• Records
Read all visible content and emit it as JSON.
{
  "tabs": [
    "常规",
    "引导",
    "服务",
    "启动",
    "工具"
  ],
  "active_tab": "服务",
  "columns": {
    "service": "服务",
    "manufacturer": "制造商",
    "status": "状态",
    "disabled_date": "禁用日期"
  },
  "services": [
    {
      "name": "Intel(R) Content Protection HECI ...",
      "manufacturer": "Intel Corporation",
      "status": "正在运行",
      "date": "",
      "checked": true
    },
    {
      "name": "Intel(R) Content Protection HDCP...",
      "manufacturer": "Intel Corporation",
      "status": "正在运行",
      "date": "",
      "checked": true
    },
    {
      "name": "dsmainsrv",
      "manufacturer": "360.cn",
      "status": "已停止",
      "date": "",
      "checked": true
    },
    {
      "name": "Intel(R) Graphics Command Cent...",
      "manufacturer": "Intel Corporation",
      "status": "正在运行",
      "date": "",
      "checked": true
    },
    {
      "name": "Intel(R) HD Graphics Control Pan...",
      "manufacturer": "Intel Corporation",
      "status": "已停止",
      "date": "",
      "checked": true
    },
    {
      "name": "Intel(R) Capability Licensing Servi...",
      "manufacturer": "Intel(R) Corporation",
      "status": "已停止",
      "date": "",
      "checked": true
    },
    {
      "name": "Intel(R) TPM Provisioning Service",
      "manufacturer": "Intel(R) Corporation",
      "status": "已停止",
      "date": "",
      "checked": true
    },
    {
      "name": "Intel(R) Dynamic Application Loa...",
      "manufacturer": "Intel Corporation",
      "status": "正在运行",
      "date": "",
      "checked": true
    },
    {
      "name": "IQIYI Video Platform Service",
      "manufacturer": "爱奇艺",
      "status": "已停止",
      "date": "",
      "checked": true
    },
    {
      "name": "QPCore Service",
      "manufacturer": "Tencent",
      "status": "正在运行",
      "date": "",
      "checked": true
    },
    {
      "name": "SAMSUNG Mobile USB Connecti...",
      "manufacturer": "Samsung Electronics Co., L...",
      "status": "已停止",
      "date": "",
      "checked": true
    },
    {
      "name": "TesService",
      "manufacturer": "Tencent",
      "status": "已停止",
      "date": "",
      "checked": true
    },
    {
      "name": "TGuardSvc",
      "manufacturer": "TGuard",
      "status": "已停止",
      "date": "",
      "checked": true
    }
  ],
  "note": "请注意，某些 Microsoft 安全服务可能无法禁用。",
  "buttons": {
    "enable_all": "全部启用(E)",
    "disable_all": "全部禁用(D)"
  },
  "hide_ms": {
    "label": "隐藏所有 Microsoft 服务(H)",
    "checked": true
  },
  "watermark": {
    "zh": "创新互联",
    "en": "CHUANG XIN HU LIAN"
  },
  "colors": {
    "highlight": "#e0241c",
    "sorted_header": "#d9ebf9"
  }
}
---
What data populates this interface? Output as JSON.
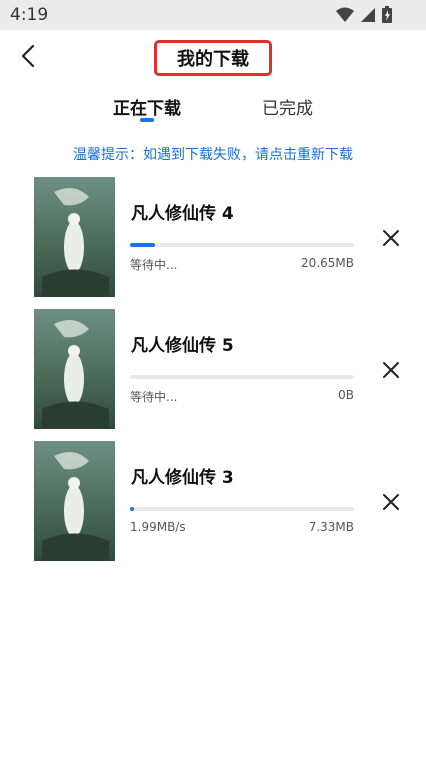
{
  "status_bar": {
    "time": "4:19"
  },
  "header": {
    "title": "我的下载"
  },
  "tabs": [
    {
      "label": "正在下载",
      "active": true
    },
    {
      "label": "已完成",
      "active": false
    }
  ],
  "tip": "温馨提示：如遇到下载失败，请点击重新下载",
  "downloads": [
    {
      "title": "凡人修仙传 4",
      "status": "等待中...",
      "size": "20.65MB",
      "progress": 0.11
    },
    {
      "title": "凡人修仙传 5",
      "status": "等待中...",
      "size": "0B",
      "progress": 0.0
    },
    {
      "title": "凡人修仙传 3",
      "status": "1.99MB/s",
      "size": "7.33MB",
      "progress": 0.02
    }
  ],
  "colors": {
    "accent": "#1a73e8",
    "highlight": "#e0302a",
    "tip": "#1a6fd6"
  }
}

• Exercise brief
Isolate each line of the listing above that includes "Graphics". Copy it.

• Response below
      "name": "Intel(R) Graphics Command Cent...",
      "name": "Intel(R) HD Graphics Control Pan...",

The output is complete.